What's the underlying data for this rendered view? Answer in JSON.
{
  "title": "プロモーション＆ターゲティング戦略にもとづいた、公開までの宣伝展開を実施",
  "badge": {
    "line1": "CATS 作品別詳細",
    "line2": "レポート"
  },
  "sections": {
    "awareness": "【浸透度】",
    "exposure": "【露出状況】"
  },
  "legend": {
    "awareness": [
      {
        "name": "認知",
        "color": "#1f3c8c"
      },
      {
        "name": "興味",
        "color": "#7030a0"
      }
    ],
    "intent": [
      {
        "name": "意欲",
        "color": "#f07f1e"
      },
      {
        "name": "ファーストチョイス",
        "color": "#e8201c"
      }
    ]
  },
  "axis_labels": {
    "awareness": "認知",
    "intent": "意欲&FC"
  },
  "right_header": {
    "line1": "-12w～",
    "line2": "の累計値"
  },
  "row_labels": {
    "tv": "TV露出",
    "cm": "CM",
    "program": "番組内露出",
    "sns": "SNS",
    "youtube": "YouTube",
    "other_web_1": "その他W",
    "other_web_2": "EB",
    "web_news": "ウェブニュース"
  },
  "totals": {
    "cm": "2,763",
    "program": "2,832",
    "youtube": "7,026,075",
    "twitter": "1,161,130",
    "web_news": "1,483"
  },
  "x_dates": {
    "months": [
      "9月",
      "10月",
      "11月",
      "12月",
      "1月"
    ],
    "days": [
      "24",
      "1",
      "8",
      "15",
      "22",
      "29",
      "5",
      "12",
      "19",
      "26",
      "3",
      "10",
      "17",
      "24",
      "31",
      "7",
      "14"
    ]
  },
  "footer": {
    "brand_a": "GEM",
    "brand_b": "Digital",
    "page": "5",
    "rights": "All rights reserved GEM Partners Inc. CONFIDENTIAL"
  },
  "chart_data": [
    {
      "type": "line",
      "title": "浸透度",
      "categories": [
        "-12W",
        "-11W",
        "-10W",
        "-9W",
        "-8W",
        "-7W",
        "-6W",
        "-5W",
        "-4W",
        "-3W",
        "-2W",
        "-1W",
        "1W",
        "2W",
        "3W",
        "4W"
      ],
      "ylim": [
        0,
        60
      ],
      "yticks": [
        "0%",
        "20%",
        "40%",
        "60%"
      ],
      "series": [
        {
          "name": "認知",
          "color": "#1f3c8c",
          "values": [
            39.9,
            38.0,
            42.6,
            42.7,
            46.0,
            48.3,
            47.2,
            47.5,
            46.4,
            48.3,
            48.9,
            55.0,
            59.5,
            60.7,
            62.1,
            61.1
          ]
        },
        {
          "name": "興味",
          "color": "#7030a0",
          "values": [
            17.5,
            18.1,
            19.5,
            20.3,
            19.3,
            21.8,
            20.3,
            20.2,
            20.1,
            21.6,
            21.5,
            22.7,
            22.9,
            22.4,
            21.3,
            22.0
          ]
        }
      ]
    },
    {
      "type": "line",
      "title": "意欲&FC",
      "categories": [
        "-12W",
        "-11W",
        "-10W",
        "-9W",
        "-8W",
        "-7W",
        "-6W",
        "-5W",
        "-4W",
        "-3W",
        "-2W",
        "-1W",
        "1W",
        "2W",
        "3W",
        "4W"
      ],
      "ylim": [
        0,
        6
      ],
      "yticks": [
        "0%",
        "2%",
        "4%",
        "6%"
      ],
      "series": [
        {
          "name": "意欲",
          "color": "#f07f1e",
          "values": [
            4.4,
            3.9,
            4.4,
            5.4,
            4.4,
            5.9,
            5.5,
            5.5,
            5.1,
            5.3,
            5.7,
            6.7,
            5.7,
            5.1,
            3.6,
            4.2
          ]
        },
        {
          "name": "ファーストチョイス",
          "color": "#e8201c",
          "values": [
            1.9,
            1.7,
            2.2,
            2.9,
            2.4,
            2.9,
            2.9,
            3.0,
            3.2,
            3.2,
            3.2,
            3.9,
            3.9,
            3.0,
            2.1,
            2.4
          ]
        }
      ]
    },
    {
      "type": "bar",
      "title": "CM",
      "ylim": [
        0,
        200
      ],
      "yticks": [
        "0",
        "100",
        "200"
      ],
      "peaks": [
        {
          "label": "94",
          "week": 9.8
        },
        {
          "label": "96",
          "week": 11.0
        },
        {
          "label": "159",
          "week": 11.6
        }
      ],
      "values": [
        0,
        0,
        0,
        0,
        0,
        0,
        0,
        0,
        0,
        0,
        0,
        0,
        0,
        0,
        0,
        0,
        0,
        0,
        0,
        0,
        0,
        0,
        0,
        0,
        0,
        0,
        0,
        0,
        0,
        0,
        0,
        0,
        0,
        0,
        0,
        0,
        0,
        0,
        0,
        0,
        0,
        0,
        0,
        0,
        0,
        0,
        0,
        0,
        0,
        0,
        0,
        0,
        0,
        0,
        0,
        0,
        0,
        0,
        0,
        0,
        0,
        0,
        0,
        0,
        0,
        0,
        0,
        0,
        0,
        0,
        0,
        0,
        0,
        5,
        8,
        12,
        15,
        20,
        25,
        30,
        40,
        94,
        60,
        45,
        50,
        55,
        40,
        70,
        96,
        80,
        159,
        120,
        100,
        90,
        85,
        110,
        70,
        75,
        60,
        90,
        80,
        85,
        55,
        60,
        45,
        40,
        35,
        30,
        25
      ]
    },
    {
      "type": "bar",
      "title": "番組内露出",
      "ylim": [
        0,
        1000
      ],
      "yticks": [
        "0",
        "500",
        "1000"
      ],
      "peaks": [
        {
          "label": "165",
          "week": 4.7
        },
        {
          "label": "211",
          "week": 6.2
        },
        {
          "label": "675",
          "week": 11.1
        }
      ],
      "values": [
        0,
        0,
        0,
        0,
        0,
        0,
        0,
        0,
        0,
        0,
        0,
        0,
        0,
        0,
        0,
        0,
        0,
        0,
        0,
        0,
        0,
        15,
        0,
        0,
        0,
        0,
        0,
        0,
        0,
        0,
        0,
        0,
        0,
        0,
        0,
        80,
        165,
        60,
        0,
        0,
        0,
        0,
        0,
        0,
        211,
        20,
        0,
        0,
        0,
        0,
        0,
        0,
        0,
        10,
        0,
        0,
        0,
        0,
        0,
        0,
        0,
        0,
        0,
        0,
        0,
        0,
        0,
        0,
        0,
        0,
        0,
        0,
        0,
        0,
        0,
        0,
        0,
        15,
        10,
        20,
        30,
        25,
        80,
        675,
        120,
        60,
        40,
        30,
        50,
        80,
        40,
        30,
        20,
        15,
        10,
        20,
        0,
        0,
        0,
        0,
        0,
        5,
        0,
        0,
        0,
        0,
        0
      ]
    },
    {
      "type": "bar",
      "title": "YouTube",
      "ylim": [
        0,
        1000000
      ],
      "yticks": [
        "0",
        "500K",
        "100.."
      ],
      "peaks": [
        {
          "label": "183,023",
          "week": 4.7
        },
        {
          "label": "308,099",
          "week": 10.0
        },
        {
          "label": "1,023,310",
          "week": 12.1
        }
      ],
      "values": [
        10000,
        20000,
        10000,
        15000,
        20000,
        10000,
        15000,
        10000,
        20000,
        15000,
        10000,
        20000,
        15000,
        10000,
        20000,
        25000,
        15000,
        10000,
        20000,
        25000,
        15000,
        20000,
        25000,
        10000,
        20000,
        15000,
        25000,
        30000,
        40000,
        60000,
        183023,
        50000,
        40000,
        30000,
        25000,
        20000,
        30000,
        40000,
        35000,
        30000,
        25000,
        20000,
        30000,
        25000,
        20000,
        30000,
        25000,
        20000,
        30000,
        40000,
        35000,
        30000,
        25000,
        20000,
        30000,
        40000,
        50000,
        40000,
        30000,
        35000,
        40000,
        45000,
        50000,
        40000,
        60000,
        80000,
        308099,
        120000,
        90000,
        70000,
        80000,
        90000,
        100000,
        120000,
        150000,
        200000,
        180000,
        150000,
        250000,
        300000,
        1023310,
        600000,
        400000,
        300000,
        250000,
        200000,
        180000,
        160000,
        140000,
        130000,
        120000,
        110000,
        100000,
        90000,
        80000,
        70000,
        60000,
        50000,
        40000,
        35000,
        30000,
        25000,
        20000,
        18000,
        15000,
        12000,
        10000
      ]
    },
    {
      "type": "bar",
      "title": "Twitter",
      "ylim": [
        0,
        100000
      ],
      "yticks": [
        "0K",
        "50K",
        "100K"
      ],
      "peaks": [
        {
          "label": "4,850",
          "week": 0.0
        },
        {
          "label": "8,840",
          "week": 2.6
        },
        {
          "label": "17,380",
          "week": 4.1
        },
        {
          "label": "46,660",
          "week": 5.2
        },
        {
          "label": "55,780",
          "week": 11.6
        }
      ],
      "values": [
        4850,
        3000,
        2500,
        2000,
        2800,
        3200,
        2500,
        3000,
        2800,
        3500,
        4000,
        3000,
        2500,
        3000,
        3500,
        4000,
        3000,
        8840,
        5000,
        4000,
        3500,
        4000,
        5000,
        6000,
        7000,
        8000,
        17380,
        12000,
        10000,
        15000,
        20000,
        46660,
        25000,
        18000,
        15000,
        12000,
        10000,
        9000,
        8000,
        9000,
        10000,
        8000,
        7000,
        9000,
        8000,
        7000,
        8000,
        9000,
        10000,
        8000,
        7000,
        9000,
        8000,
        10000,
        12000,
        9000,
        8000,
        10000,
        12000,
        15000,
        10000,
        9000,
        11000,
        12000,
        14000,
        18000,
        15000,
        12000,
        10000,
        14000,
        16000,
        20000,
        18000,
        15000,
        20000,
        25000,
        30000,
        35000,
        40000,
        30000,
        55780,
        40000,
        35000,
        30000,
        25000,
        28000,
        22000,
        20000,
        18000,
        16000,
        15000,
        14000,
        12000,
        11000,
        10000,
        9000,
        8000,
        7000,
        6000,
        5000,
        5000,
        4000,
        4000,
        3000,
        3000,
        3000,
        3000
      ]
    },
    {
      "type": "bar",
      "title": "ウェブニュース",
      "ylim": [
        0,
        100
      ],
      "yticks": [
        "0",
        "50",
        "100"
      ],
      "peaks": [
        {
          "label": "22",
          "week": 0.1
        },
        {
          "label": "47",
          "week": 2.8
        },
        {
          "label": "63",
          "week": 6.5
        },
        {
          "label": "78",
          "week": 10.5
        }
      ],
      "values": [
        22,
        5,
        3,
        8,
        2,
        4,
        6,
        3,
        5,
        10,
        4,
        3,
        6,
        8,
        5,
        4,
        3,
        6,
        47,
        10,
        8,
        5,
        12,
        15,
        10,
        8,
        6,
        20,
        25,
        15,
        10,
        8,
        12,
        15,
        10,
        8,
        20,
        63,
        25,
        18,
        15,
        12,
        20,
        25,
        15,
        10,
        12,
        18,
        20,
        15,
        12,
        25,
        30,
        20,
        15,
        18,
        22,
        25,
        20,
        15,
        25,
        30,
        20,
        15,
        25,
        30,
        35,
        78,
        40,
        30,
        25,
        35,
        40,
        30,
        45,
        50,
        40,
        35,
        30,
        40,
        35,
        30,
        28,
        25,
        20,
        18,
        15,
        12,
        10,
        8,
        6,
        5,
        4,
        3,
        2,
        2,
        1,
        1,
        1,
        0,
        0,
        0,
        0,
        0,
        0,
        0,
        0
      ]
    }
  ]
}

Your goal -
Going through the entries above, tally each line that has the word "name". Answer with the number only.

Response -
8